**What is expected:** Give the data again exactly as written, skipping any pictures.

**Information supplied:**
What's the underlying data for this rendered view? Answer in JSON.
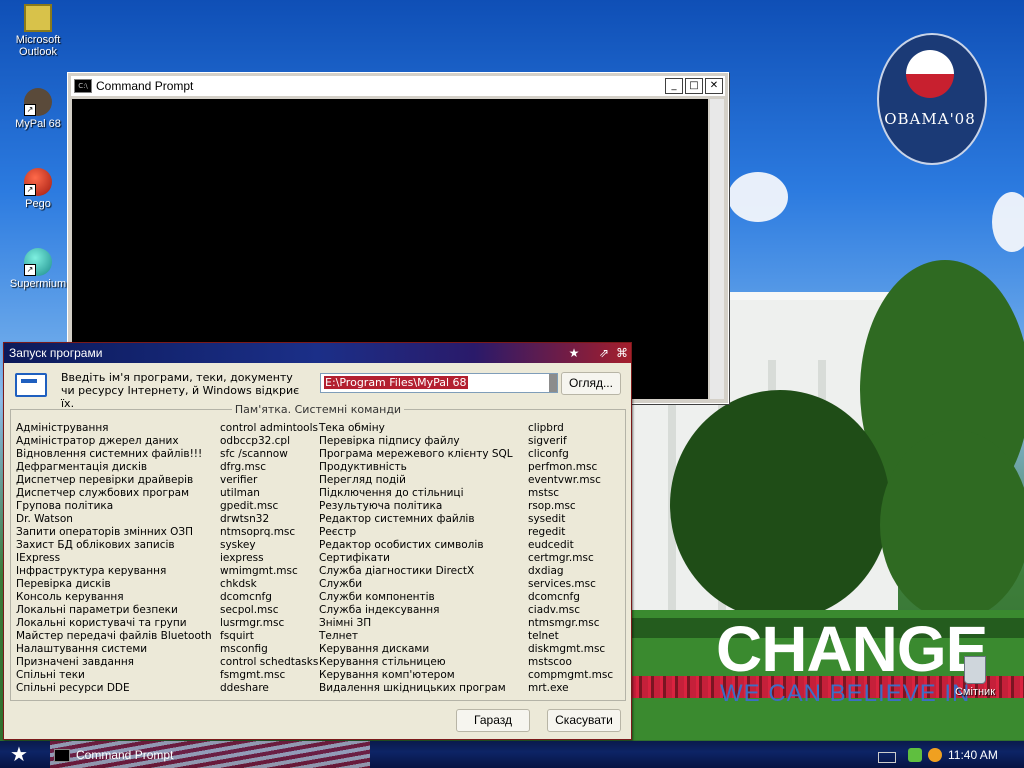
{
  "desktop": {
    "icons": [
      {
        "label": "Microsoft Outlook",
        "icon": "outlook-icon"
      },
      {
        "label": "MyPal 68",
        "icon": "mypal-icon"
      },
      {
        "label": "Pego",
        "icon": "pego-icon"
      },
      {
        "label": "Supermium",
        "icon": "supermium-icon"
      },
      {
        "label": "Смітник",
        "icon": "recycle-bin-icon"
      }
    ],
    "wallpaper": {
      "seal_text": "OBAMA'08",
      "headline": "CHANGE",
      "tagline": "WE CAN BELIEVE IN"
    }
  },
  "cmd_window": {
    "title": "Command Prompt",
    "controls": [
      "_",
      "□",
      "✕"
    ]
  },
  "run_dialog": {
    "title": "Запуск програми",
    "prompt": "Введіть ім'я програми, теки, документу чи ресурсу Інтернету, й Windows відкриє їх.",
    "input_value": "E:\\Program Files\\MyPal 68",
    "browse_label": "Огляд...",
    "memo_title": "Пам'ятка. Системні команди",
    "columns": [
      [
        "Адміністрування",
        "Адміністратор джерел даних",
        "Відновлення системних файлів!!!",
        "Дефрагментація дисків",
        "Диспетчер перевірки драйверів",
        "Диспетчер службових програм",
        "Групова політика",
        "Dr. Watson",
        "Запити операторів змінних ОЗП",
        "Захист БД облікових записів",
        "IExpress",
        "Інфраструктура керування",
        "Перевірка дисків",
        "Консоль керування",
        "Локальні параметри безпеки",
        "Локальні користувачі та групи",
        "Майстер передачі файлів Bluetooth",
        "Налаштування системи",
        "Призначені завдання",
        "Спільні теки",
        "Спільні ресурси DDE"
      ],
      [
        "control admintools",
        "odbccp32.cpl",
        "sfc /scannow",
        "dfrg.msc",
        "verifier",
        "utilman",
        "gpedit.msc",
        "drwtsn32",
        "ntmsoprq.msc",
        "syskey",
        "iexpress",
        "wmimgmt.msc",
        "chkdsk",
        "dcomcnfg",
        "secpol.msc",
        "lusrmgr.msc",
        "fsquirt",
        "msconfig",
        "control schedtasks",
        "fsmgmt.msc",
        "ddeshare"
      ],
      [
        "Тека обміну",
        "Перевірка підпису файлу",
        "Програма мережевого клієнту SQL",
        "Продуктивність",
        "Перегляд подій",
        "Підключення до стільниці",
        "Результуюча політика",
        "Редактор системних файлів",
        "Реєстр",
        "Редактор особистих символів",
        "Сертифікати",
        "Служба діагностики DirectX",
        "Служби",
        "Служби компонентів",
        "Служба індексування",
        "Знімні ЗП",
        "Телнет",
        "Керування дисками",
        "Керування стільницею",
        "Керування комп'ютером",
        "Видалення шкідницьких програм"
      ],
      [
        "clipbrd",
        "sigverif",
        "cliconfg",
        "perfmon.msc",
        "eventvwr.msc",
        "mstsc",
        "rsop.msc",
        "sysedit",
        "regedit",
        "eudcedit",
        "certmgr.msc",
        "dxdiag",
        "services.msc",
        "dcomcnfg",
        "ciadv.msc",
        "ntmsmgr.msc",
        "telnet",
        "diskmgmt.msc",
        "mstscoo",
        "compmgmt.msc",
        "mrt.exe"
      ]
    ],
    "ok_label": "Гаразд",
    "cancel_label": "Скасувати"
  },
  "taskbar": {
    "task_label": "Command Prompt",
    "clock": "11:40 AM"
  }
}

**Response below:**
What's the underlying data for this rendered view? Answer in JSON.
{
  "desktop": {
    "icons": [
      {
        "label": "Microsoft Outlook",
        "icon": "outlook-icon"
      },
      {
        "label": "MyPal 68",
        "icon": "mypal-icon"
      },
      {
        "label": "Pego",
        "icon": "pego-icon"
      },
      {
        "label": "Supermium",
        "icon": "supermium-icon"
      },
      {
        "label": "Смітник",
        "icon": "recycle-bin-icon"
      }
    ],
    "wallpaper": {
      "seal_text": "OBAMA'08",
      "headline": "CHANGE",
      "tagline": "WE CAN BELIEVE IN"
    }
  },
  "cmd_window": {
    "title": "Command Prompt",
    "controls": [
      "_",
      "□",
      "✕"
    ]
  },
  "run_dialog": {
    "title": "Запуск програми",
    "prompt": "Введіть ім'я програми, теки, документу чи ресурсу Інтернету, й Windows відкриє їх.",
    "input_value": "E:\\Program Files\\MyPal 68",
    "browse_label": "Огляд...",
    "memo_title": "Пам'ятка. Системні команди",
    "columns": [
      [
        "Адміністрування",
        "Адміністратор джерел даних",
        "Відновлення системних файлів!!!",
        "Дефрагментація дисків",
        "Диспетчер перевірки драйверів",
        "Диспетчер службових програм",
        "Групова політика",
        "Dr. Watson",
        "Запити операторів змінних ОЗП",
        "Захист БД облікових записів",
        "IExpress",
        "Інфраструктура керування",
        "Перевірка дисків",
        "Консоль керування",
        "Локальні параметри безпеки",
        "Локальні користувачі та групи",
        "Майстер передачі файлів Bluetooth",
        "Налаштування системи",
        "Призначені завдання",
        "Спільні теки",
        "Спільні ресурси DDE"
      ],
      [
        "control admintools",
        "odbccp32.cpl",
        "sfc /scannow",
        "dfrg.msc",
        "verifier",
        "utilman",
        "gpedit.msc",
        "drwtsn32",
        "ntmsoprq.msc",
        "syskey",
        "iexpress",
        "wmimgmt.msc",
        "chkdsk",
        "dcomcnfg",
        "secpol.msc",
        "lusrmgr.msc",
        "fsquirt",
        "msconfig",
        "control schedtasks",
        "fsmgmt.msc",
        "ddeshare"
      ],
      [
        "Тека обміну",
        "Перевірка підпису файлу",
        "Програма мережевого клієнту SQL",
        "Продуктивність",
        "Перегляд подій",
        "Підключення до стільниці",
        "Результуюча політика",
        "Редактор системних файлів",
        "Реєстр",
        "Редактор особистих символів",
        "Сертифікати",
        "Служба діагностики DirectX",
        "Служби",
        "Служби компонентів",
        "Служба індексування",
        "Знімні ЗП",
        "Телнет",
        "Керування дисками",
        "Керування стільницею",
        "Керування комп'ютером",
        "Видалення шкідницьких програм"
      ],
      [
        "clipbrd",
        "sigverif",
        "cliconfg",
        "perfmon.msc",
        "eventvwr.msc",
        "mstsc",
        "rsop.msc",
        "sysedit",
        "regedit",
        "eudcedit",
        "certmgr.msc",
        "dxdiag",
        "services.msc",
        "dcomcnfg",
        "ciadv.msc",
        "ntmsmgr.msc",
        "telnet",
        "diskmgmt.msc",
        "mstscoo",
        "compmgmt.msc",
        "mrt.exe"
      ]
    ],
    "ok_label": "Гаразд",
    "cancel_label": "Скасувати"
  },
  "taskbar": {
    "task_label": "Command Prompt",
    "clock": "11:40 AM"
  }
}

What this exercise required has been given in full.